= 課題の指示 =
A) 立憲民主党の課題を論じた時評の本文を、一字一句変えずに全文引用してください。
B) 記録のうち、「Output each element」を含む行から「sidebar-item-settings[interactable] (21, 638, 71, 688)」を含む行まで(両端を含む)を、「依頼」と「結果」の2列のCSVに入れてください。依頼1件ごとに1行とし、各項目は引用符で囲んだ1つの欄に改行を空白に置き換えて収め、画像は除いてください。

= ページ抜粋 =
ババン時評 立民の課題は憲法と共産党

野党の共闘関係で、共産党をありがたく「拝する」か、迷惑だと「排する」かということで、「拝共」か「排共」かという古い流行語?があるらしい。まさにこれは、先の衆院選で「拝共」を取った結果、議席数を減らしてしくじった立憲民主党の、今後も続く悩みどころだ。

マスコミや専門家の多くも、立民の「拝共」選択による敗戦予測を誤った。枝野氏は責任を感じて代表の座を下りた。しかし共産党は、共産・立民の連携は公党間の約束だと未練がましく、今後もなんとかして立民に絡みつきたいらしい。

新たに立民代表に選ばれた泉健太氏は、代表就任の弁で「政策立案をしっかり行い、政治や行政の不正をただす」と述べた。「何でも反対」の立民イメージを払拭して「政策立案」を売りにするためには、まず党内の結束を図る必要があり、これが立民にとって、とりわけ党内主流派とはいえない泉氏にとって最も重い課題となるだろう。

= 提供された記録 =
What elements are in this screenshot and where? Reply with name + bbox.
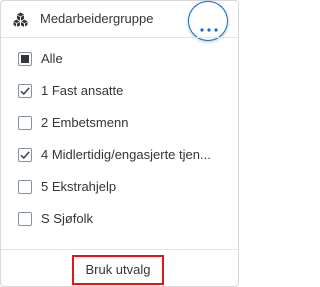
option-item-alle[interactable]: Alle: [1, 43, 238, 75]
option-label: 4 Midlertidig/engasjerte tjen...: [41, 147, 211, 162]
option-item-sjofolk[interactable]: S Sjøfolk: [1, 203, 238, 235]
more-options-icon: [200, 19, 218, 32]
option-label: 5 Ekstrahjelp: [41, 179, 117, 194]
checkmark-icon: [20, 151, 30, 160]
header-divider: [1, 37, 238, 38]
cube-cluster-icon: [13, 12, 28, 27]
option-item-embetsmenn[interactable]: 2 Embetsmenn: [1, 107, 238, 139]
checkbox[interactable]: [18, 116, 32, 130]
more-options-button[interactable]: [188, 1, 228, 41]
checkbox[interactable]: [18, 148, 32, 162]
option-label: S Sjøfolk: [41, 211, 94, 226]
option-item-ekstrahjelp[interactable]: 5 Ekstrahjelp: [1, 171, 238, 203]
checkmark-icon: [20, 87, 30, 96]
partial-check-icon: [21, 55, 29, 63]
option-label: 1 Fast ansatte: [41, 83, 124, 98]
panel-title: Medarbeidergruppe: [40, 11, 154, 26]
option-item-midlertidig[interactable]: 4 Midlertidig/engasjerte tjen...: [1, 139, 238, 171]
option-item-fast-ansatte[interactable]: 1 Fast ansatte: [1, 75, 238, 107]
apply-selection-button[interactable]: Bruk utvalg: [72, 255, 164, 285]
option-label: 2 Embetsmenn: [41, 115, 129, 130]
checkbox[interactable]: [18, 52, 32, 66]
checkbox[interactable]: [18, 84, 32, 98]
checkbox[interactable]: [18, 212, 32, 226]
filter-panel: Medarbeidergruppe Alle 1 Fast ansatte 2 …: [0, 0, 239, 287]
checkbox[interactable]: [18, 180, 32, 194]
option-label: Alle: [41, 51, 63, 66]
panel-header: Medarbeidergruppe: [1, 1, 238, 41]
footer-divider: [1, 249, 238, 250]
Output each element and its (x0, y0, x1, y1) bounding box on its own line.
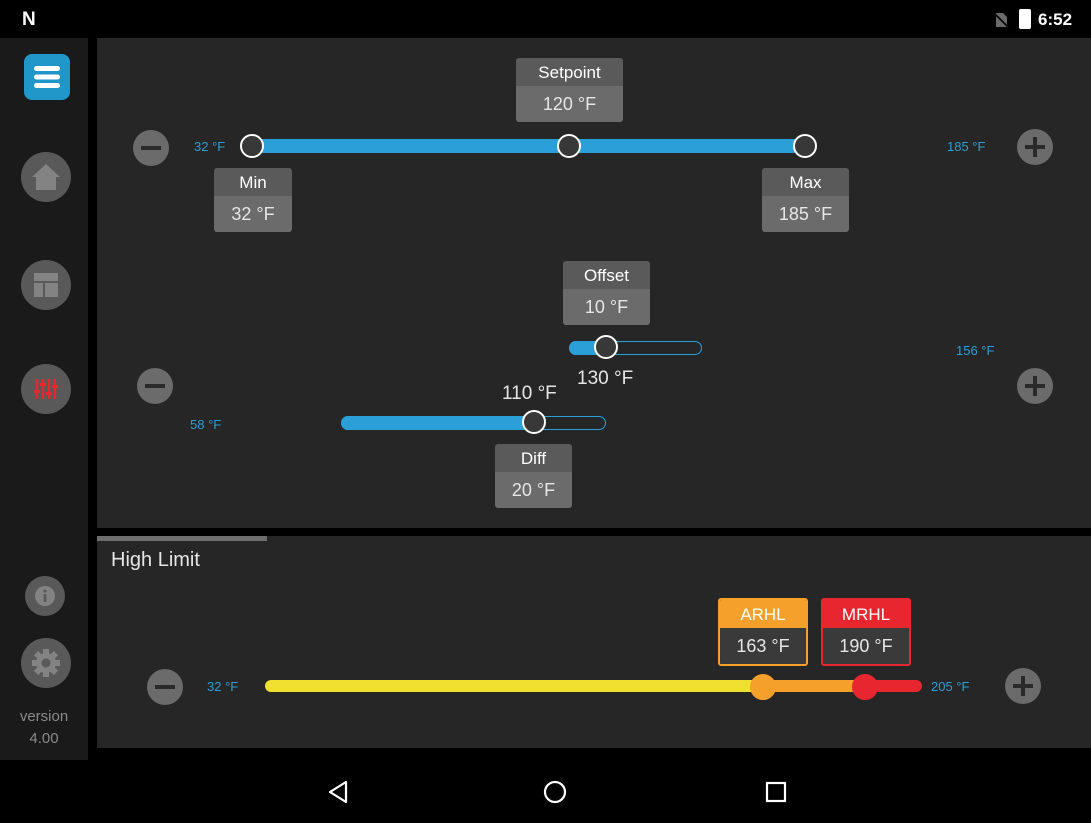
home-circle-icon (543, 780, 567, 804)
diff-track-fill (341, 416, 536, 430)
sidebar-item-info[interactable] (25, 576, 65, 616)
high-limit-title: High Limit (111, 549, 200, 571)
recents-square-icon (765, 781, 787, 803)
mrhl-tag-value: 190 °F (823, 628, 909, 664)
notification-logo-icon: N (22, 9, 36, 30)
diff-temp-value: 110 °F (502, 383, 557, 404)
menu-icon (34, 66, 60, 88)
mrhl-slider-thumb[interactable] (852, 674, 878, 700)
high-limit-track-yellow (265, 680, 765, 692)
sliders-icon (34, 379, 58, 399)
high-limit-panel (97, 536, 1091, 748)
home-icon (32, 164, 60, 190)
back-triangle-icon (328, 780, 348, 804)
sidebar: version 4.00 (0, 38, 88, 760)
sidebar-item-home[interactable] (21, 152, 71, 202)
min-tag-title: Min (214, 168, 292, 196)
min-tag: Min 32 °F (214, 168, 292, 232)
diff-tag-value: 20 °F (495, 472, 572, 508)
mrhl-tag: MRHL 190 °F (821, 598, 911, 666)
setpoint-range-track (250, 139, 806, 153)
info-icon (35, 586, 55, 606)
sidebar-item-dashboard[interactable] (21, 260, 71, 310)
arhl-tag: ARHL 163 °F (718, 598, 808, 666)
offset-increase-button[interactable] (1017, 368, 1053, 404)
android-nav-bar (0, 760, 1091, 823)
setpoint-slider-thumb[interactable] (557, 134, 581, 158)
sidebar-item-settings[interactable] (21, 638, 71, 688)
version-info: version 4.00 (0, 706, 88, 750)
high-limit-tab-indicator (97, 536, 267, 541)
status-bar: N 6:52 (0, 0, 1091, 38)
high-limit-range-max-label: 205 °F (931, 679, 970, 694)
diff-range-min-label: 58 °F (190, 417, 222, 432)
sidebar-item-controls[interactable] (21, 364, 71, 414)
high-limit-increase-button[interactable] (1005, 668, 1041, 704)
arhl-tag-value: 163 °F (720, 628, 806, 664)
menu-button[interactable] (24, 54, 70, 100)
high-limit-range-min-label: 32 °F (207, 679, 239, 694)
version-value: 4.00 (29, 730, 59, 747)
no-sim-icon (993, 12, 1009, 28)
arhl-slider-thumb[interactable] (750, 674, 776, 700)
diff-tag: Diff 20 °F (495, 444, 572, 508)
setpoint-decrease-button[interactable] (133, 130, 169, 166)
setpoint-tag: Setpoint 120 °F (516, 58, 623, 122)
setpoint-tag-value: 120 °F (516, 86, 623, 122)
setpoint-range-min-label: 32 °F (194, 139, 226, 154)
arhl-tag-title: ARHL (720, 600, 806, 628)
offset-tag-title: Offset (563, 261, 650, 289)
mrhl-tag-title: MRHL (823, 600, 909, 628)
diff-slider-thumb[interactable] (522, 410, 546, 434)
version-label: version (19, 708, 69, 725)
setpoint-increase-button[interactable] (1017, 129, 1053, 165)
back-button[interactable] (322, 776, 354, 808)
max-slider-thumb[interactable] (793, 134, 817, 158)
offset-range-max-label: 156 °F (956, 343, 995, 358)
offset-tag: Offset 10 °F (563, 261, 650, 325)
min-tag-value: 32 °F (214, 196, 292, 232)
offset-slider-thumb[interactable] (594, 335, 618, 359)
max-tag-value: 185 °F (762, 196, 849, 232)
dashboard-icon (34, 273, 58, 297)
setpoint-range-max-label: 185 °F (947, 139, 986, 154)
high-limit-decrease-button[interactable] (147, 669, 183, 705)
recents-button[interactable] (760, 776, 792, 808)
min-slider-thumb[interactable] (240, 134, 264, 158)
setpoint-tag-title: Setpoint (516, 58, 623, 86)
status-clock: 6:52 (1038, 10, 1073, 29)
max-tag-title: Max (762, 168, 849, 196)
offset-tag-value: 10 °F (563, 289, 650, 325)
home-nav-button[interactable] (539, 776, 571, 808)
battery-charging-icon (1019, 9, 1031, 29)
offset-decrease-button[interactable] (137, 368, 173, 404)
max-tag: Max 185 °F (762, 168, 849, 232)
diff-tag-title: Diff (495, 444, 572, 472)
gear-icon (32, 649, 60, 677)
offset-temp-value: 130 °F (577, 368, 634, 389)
---
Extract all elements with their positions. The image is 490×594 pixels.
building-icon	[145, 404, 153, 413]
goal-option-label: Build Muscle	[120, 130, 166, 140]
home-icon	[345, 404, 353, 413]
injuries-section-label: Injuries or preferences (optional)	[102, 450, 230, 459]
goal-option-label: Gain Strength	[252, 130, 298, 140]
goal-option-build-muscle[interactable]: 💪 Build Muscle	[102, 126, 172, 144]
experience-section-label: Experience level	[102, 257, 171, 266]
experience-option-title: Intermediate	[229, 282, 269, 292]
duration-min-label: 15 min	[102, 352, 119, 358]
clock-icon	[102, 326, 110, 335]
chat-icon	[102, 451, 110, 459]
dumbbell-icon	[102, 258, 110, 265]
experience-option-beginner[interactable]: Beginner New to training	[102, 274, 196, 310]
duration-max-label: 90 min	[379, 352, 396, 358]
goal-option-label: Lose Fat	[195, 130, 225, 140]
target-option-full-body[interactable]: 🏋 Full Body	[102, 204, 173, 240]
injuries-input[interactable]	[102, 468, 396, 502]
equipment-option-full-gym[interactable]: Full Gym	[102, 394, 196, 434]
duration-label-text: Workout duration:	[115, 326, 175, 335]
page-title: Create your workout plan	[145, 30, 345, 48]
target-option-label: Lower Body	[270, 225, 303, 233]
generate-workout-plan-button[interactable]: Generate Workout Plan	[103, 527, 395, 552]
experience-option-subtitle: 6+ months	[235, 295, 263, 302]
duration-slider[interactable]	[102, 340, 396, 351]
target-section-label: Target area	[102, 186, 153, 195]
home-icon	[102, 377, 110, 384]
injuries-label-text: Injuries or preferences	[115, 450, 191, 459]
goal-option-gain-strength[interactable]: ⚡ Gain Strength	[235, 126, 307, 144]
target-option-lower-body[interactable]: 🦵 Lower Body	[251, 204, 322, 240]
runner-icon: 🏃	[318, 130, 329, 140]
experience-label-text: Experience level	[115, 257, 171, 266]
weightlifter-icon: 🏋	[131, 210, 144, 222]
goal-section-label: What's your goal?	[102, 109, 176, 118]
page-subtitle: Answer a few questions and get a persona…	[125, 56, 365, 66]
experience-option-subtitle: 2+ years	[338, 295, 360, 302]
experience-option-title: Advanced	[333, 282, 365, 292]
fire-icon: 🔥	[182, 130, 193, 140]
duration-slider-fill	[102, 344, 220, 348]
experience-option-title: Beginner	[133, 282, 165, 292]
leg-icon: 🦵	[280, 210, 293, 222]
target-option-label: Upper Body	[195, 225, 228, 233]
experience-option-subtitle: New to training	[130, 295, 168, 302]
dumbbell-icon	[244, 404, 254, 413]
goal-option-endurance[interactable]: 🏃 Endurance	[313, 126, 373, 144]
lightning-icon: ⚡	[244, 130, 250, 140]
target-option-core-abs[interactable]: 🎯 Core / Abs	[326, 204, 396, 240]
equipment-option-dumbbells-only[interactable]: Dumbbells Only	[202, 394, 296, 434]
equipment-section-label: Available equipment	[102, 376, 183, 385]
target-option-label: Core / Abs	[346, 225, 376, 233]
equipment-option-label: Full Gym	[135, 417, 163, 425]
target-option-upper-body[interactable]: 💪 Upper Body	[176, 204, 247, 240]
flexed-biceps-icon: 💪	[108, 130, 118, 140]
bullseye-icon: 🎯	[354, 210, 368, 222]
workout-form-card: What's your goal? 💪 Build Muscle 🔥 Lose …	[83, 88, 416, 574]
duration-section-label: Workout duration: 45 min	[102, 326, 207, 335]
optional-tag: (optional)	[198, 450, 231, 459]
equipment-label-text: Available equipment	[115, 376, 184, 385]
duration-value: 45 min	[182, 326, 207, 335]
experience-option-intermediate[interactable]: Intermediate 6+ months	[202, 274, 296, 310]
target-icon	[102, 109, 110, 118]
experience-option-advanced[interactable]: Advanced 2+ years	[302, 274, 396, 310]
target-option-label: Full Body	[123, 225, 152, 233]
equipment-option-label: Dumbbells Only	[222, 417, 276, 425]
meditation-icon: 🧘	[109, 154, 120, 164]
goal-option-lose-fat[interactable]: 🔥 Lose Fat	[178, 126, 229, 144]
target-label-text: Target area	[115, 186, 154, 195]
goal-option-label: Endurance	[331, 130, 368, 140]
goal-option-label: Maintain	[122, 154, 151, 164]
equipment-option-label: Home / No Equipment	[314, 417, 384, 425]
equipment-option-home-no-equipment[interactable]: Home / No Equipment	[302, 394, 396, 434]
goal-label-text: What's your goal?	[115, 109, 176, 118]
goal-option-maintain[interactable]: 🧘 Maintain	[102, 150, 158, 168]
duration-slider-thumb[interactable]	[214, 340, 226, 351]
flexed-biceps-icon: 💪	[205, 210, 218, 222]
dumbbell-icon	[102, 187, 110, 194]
==
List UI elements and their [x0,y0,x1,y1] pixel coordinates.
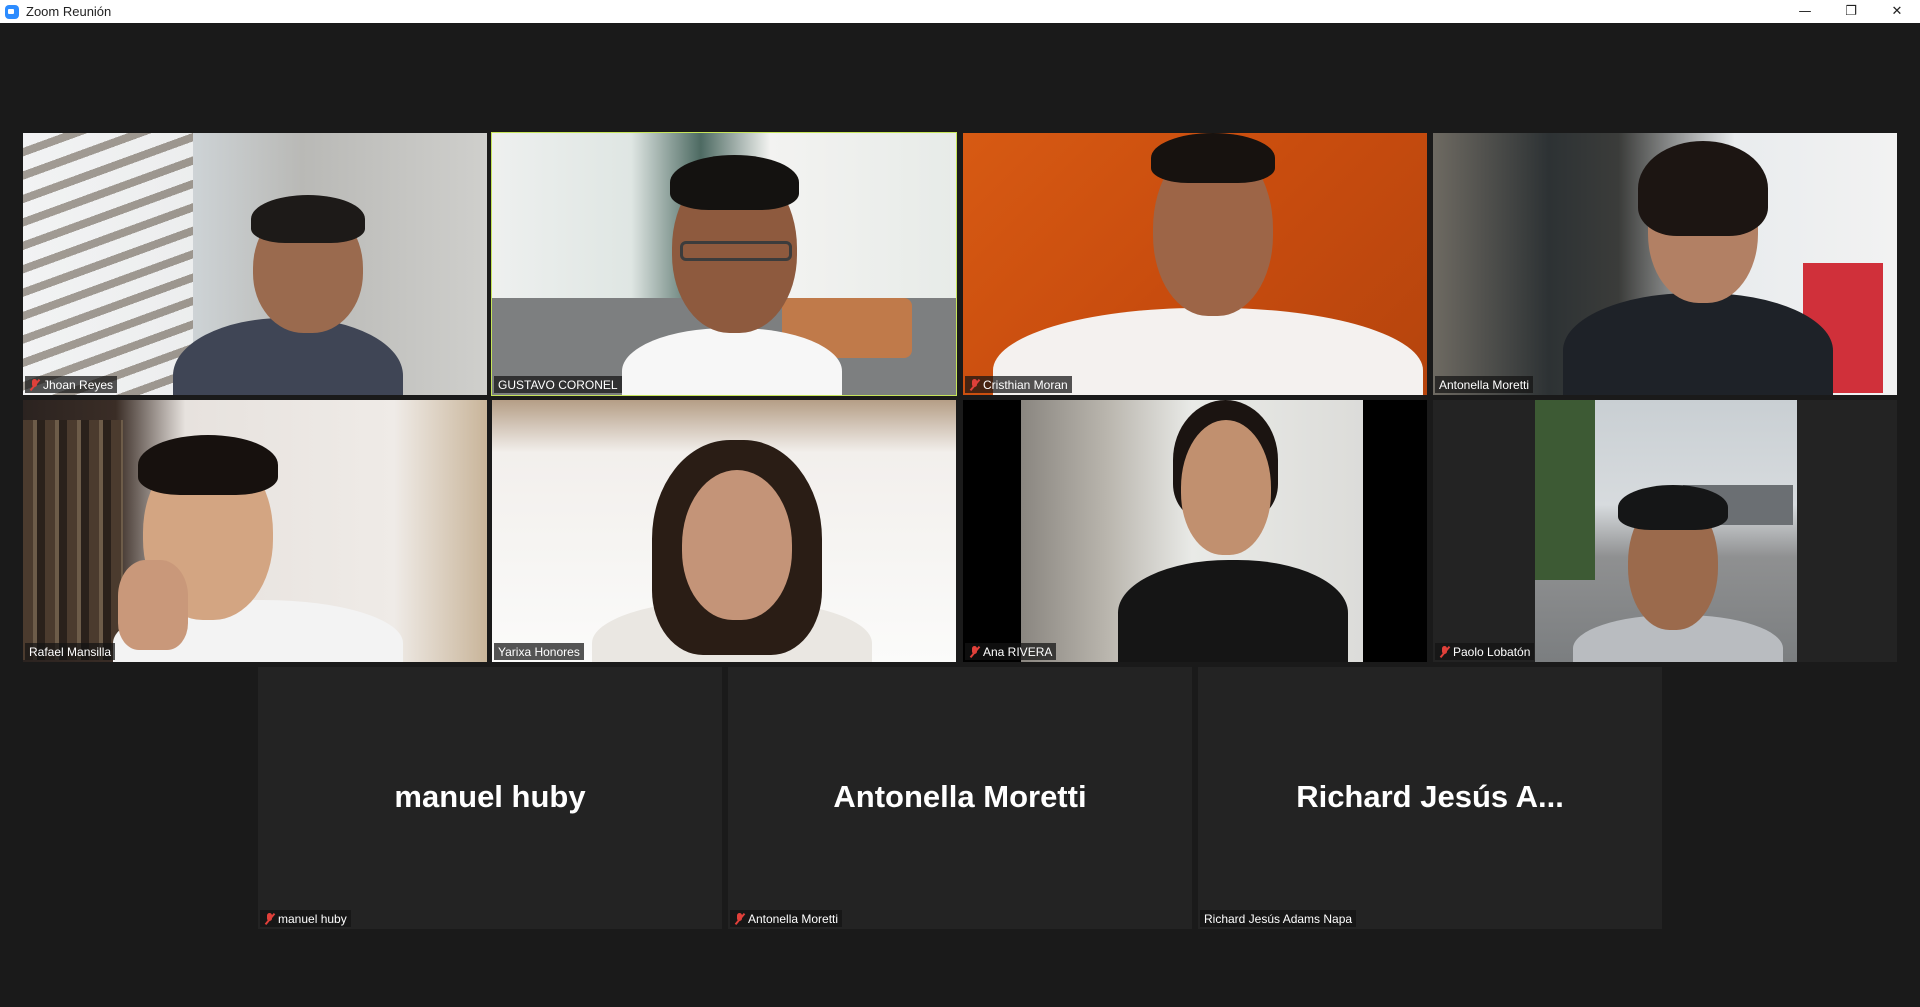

= 各課題の解答 =
A)
ババン時評 立民の課題は憲法と共産党

野党の共闘関係で、共産党をありがたく「拝する」か、迷惑だと「排する」かということで、「拝共」か「排共」かという古い流行語?があるらしい。まさにこれは、先の衆院選で「拝共」を取った結果、議席数を減らしてしくじった立憲民主党の、今後も続く悩みどころだ。

マスコミや専門家の多くも、立民の「拝共」選択による敗戦予測を誤った。枝野氏は責任を感じて代表の座を下りた。しかし共産党は、共産・立民の連携は公党間の約束だと未練がましく、今後もなんとかして立民に絡みつきたいらしい。

新たに立民代表に選ばれた泉健太氏は、代表就任の弁で「政策立案をしっかり行い、政治や行政の不正をただす」と述べた。「何でも反対」の立民イメージを払拭して「政策立案」を売りにするためには、まず党内の結束を図る必要があり、これが立民にとって、とりわけ党内主流派とはいえない泉氏にとって最も重い課題となるだろう。

B)
依頼,結果
"Output each element and its (x0, y0, x1, y1) bounding box on its own line.","home-circle-icon (543, 780, 567, 804) diff-track-fill (341, 416, 536, 430) sidebar-item-info[interactable] (25, 576, 65, 616) high-limit-title: High Limit (111, 549, 200, 571) recents-square-icon (765, 781, 787, 803) mrhl-tag-value: 190 °F (823, 628, 909, 664) notification-logo-icon: N (22, 9, 36, 30) diff-temp-value: 110 °F (502, 383, 557, 404) menu-icon (34, 66, 60, 88) mrhl-slider-thumb[interactable] (852, 674, 878, 700) high-limit-track-yellow (265, 680, 765, 692) sliders-icon (34, 379, 58, 399) high-limit-panel (97, 536, 1091, 748) home-icon (32, 164, 60, 190) back-triangle-icon (328, 780, 348, 804) sidebar: version 4.00 (0, 38, 88, 760) sidebar-item-home[interactable] (21, 152, 71, 202) min-tag-title: Min (214, 168, 292, 196) min-tag: Min 32 °F (214, 168, 292, 232) diff-tag-value: 20 °F (495, 472, 572, 508) mrhl-tag: MRHL 190 °F (821, 598, 911, 666) setpoint-range-track (250, 139, 806, 153) info-icon (35, 586, 55, 606) sidebar-item-dashboard[interactable] (21, 260, 71, 310) arhl-tag: ARHL 163 °F (718, 598, 808, 666) offset-increase-button[interactable] (1017, 368, 1053, 404) android-nav-bar (0, 760, 1091, 823) setpoint-slider-thumb[interactable] (557, 134, 581, 158) sidebar-item-settings[interactable] (21, 638, 71, 688)"